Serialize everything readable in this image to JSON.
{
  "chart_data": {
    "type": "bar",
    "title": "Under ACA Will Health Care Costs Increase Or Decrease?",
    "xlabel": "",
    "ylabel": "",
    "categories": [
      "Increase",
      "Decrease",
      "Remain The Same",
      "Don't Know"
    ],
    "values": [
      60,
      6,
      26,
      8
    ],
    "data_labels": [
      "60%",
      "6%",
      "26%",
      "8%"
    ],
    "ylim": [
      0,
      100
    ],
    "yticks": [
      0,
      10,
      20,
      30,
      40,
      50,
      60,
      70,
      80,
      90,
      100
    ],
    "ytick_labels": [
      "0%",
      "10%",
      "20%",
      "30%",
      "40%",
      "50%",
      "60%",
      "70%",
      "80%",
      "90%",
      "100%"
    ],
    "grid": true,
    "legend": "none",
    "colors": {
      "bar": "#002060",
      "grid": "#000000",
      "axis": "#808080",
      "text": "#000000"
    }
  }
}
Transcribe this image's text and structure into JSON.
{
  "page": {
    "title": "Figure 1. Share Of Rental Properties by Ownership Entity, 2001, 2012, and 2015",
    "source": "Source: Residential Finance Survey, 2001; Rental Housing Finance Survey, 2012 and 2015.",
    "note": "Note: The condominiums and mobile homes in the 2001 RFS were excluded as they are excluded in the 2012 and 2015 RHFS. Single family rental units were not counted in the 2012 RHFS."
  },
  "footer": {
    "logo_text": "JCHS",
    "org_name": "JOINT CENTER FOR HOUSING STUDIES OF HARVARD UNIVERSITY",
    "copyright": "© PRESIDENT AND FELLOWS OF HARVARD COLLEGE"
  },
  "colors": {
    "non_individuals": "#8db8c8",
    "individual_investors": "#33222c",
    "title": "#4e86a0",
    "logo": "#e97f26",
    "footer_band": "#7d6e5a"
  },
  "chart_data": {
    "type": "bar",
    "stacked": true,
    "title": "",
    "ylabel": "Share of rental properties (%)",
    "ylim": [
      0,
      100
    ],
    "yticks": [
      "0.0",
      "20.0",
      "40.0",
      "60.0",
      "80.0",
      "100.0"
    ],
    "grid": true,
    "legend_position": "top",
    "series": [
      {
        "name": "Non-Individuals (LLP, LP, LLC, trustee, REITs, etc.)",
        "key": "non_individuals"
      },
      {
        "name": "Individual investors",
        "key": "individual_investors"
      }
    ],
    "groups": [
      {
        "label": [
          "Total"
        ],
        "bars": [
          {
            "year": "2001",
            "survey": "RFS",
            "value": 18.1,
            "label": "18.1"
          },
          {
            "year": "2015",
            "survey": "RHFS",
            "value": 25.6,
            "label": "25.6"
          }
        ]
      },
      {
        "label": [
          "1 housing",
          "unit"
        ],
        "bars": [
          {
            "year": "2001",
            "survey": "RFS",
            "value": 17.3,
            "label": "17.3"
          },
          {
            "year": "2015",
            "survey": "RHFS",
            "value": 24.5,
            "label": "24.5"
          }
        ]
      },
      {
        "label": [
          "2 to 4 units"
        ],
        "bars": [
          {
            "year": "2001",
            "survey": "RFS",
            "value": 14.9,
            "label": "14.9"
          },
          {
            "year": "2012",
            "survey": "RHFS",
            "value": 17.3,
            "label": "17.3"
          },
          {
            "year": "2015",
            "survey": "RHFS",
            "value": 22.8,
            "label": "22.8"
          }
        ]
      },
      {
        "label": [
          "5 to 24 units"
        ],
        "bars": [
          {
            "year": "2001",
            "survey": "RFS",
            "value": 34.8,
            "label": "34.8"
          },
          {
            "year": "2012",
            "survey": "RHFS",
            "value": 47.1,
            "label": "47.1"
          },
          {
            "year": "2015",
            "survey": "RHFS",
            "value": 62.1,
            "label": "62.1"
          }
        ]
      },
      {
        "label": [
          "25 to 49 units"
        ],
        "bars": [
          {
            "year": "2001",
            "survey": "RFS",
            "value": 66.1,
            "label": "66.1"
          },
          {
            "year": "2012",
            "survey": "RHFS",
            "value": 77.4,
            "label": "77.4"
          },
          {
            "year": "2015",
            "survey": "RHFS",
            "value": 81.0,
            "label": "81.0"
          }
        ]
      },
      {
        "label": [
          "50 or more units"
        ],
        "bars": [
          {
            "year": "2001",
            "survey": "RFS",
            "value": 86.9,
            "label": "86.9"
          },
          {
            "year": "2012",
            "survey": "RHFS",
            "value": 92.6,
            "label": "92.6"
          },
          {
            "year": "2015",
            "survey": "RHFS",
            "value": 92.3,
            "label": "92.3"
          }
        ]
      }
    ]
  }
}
--------------------
--- WORK TO COMPLETE ---
From the listing, copy every line where the string "Decrease" appears.

--- FULL RESPONSE ---
    "title": "Under ACA Will Health Care Costs Increase Or Decrease?",
      "Decrease",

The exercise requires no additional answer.